- [OBJECTIVE]: Identify and reproduce every line holding the string "machine".

- [RAW DATA]:

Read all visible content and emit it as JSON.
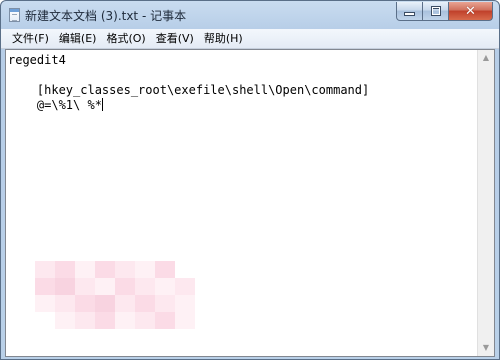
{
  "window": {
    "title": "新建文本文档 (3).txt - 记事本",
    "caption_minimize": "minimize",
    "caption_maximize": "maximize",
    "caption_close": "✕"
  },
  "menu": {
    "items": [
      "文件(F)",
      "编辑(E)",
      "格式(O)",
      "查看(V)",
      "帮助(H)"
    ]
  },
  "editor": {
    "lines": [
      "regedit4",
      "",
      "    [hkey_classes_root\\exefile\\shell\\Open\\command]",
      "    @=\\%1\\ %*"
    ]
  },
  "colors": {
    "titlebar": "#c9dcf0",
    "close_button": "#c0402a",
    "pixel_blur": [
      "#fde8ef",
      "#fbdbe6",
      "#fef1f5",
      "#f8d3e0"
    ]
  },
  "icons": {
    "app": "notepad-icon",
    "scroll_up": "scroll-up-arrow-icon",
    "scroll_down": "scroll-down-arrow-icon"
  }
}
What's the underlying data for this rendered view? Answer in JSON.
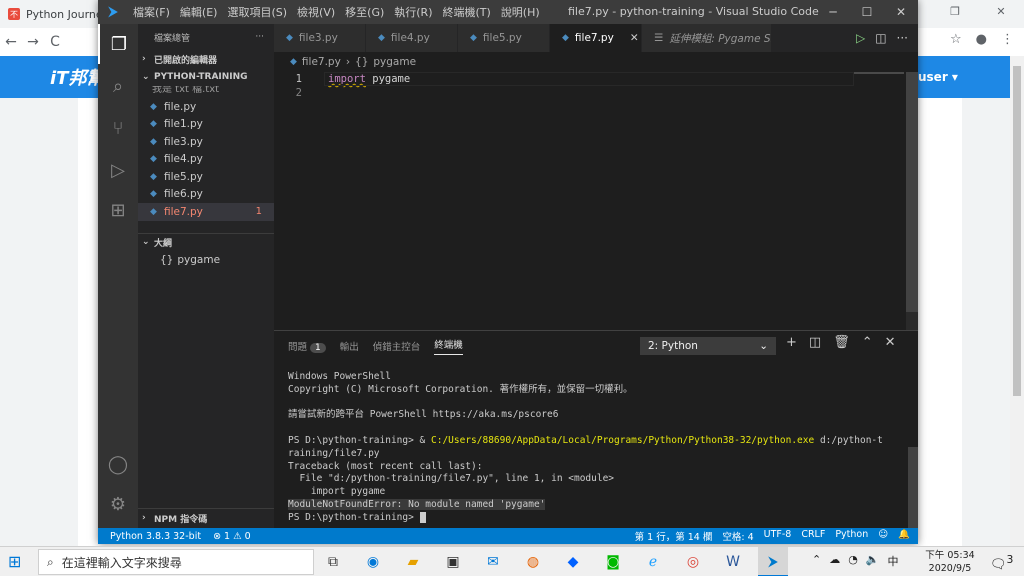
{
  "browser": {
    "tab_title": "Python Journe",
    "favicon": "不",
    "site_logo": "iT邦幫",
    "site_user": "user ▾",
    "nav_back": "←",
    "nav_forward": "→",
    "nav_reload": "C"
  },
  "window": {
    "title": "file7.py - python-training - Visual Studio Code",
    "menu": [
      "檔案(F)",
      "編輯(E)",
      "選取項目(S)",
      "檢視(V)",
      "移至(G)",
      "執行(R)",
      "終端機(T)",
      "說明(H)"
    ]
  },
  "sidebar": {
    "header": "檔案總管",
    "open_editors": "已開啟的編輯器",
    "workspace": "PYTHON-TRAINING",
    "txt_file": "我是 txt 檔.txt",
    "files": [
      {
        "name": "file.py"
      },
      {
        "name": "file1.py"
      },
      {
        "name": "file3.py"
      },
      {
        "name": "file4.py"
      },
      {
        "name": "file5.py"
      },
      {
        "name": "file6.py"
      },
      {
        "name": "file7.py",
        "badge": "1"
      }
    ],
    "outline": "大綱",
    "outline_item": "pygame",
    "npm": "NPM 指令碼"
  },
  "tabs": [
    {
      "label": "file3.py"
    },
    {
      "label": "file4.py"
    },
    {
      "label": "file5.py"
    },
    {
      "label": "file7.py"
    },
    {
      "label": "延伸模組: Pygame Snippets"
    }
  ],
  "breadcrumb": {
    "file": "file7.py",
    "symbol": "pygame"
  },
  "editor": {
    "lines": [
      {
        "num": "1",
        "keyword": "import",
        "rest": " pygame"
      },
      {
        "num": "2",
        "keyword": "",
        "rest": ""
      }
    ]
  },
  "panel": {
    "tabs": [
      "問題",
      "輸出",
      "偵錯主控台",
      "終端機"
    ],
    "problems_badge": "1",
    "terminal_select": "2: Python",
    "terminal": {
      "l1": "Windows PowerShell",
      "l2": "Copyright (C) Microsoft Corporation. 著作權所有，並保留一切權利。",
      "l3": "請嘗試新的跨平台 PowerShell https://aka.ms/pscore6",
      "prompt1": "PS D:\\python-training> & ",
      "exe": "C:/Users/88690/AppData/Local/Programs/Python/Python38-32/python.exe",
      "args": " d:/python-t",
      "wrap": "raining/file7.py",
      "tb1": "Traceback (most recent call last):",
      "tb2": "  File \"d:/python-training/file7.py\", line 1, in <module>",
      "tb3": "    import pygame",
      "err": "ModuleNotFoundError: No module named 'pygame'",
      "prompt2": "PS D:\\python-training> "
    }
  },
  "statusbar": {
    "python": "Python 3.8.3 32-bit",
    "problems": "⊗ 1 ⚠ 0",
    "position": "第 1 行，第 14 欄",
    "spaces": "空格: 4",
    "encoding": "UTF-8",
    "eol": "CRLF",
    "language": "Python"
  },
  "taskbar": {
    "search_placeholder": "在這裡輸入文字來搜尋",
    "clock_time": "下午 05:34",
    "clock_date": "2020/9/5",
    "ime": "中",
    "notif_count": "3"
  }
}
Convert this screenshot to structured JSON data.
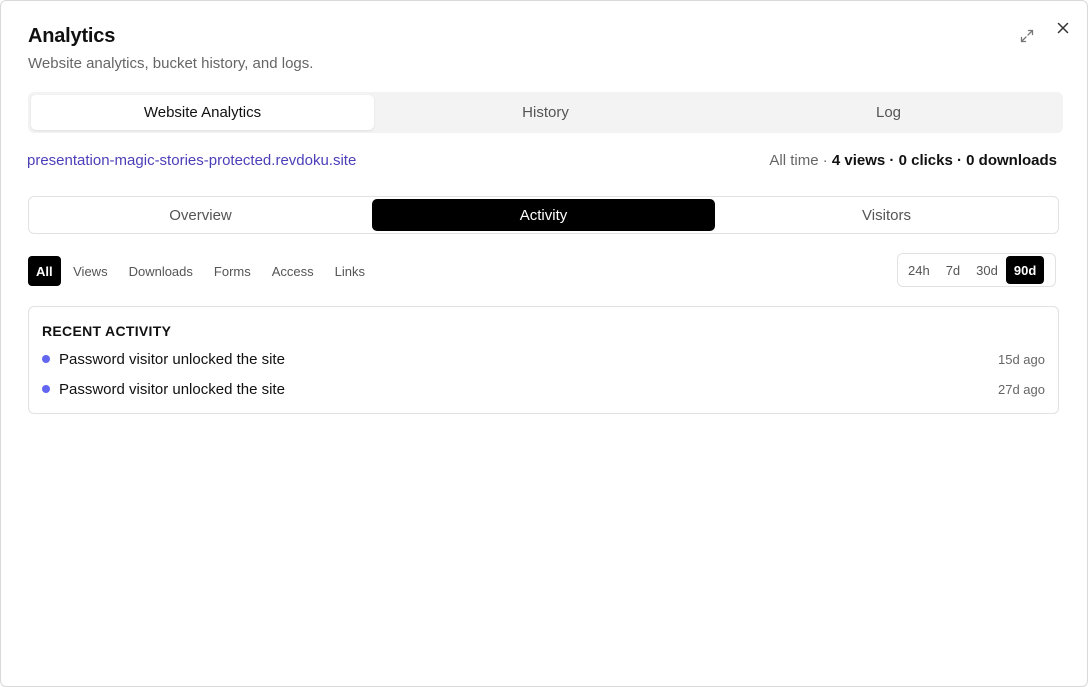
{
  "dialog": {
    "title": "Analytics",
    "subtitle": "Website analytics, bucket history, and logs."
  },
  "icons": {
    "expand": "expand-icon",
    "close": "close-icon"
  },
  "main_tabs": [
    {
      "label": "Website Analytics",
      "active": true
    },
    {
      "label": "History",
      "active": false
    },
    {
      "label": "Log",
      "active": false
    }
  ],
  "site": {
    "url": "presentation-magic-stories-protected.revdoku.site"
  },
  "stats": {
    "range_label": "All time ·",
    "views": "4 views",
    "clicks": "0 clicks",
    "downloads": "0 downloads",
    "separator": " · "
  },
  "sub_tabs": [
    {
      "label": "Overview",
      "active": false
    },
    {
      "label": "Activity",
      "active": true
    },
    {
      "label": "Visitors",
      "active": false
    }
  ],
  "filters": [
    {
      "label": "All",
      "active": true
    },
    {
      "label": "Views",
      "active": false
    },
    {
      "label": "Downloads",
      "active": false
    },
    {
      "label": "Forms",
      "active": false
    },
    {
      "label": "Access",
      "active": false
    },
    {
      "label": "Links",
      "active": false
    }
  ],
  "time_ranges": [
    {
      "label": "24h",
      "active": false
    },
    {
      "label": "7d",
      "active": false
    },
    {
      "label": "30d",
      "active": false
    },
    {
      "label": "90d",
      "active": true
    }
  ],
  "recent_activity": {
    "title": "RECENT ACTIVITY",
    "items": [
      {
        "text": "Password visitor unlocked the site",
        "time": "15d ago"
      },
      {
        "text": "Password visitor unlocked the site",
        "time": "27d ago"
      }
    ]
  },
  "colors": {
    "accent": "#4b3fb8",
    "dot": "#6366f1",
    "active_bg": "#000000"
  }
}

==

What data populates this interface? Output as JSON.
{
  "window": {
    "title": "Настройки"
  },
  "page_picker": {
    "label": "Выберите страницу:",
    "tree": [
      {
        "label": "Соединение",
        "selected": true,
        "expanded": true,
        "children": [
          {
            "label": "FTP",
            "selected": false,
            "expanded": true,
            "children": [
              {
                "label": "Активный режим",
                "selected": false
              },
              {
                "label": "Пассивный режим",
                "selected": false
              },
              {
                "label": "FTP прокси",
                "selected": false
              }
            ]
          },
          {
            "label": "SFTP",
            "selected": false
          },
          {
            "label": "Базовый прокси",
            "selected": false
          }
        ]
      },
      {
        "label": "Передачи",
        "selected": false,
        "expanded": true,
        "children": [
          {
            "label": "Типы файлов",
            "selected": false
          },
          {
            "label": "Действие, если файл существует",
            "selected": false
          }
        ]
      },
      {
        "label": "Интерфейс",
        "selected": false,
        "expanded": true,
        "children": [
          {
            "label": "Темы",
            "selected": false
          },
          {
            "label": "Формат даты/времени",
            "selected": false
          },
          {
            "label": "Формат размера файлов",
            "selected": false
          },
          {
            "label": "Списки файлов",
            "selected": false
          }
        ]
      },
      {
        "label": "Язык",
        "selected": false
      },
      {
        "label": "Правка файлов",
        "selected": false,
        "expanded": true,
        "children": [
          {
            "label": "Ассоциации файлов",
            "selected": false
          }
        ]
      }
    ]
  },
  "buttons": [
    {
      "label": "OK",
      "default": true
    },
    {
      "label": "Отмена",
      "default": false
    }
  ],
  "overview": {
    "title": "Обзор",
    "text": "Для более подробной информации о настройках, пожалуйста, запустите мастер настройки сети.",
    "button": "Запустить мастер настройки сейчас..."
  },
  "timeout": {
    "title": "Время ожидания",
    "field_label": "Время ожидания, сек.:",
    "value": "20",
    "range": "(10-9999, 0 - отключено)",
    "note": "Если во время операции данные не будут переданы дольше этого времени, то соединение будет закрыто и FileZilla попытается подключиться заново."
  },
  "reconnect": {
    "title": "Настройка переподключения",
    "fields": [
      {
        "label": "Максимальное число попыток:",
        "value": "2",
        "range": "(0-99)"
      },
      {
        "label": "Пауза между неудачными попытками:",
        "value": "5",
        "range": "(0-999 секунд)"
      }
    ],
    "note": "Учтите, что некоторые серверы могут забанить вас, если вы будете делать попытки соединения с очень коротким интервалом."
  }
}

--

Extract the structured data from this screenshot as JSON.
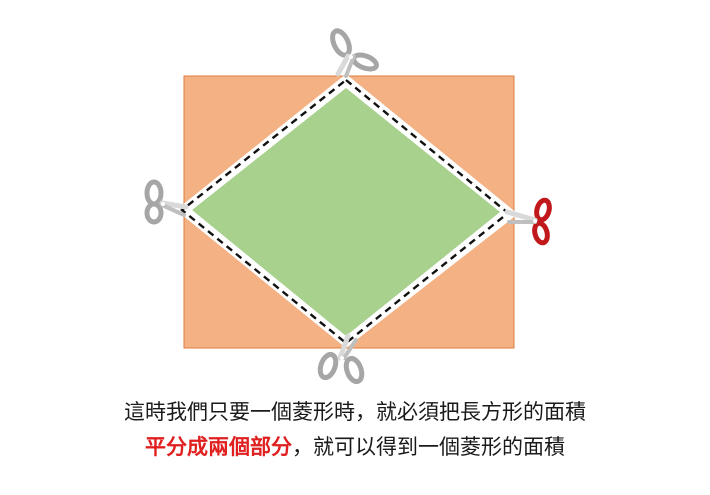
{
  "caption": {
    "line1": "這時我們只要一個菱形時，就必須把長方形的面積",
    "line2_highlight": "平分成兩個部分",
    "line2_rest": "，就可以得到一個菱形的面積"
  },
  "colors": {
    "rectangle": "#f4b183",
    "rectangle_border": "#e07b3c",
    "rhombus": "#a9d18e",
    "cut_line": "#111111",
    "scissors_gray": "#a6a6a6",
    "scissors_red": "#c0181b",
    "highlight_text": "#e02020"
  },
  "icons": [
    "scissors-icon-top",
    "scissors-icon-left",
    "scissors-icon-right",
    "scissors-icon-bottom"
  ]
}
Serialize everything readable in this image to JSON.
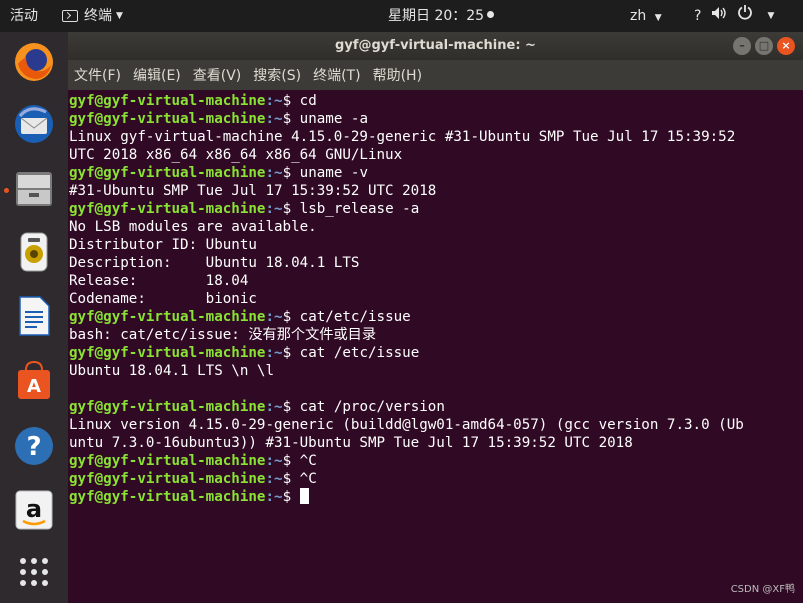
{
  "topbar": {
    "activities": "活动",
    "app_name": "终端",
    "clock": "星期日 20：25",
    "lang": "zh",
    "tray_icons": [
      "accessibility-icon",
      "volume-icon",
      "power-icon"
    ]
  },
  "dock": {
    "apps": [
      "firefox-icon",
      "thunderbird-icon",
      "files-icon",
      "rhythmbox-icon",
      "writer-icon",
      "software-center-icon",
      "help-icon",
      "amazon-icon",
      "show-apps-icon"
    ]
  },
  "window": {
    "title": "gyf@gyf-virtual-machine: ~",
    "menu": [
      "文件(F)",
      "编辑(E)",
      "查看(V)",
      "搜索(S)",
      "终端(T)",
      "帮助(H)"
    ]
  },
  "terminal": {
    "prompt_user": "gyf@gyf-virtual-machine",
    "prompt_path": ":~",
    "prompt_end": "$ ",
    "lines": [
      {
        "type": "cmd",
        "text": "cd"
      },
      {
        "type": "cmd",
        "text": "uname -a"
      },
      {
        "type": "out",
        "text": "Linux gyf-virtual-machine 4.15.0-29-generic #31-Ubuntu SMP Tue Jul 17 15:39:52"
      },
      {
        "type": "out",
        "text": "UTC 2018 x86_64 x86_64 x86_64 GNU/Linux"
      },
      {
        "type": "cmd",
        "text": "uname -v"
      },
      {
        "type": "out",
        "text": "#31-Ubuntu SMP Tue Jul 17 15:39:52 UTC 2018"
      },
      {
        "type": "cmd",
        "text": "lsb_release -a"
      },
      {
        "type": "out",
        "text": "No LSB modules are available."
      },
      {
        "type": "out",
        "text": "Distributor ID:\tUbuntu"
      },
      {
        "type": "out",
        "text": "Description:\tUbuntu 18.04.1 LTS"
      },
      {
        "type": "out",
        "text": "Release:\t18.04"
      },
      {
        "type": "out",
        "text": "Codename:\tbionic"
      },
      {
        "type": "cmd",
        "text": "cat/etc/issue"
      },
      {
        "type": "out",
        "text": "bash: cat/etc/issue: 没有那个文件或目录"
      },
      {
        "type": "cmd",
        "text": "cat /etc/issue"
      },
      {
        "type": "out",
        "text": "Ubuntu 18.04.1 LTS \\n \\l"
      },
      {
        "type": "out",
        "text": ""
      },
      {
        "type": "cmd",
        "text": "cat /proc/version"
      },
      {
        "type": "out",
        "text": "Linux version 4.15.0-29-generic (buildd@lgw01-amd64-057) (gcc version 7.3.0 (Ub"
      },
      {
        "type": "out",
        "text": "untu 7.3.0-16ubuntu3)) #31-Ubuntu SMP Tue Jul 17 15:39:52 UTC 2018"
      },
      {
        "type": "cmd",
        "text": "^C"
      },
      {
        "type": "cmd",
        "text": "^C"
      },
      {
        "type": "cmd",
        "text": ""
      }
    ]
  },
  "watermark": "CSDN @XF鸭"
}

- [TASK ANSWER]:
    "title": "gyf@gyf-virtual-machine: ~",
    "prompt_user": "gyf@gyf-virtual-machine",
        "text": "Linux gyf-virtual-machine 4.15.0-29-generic #31-Ubuntu SMP Tue Jul 17 15:39:52"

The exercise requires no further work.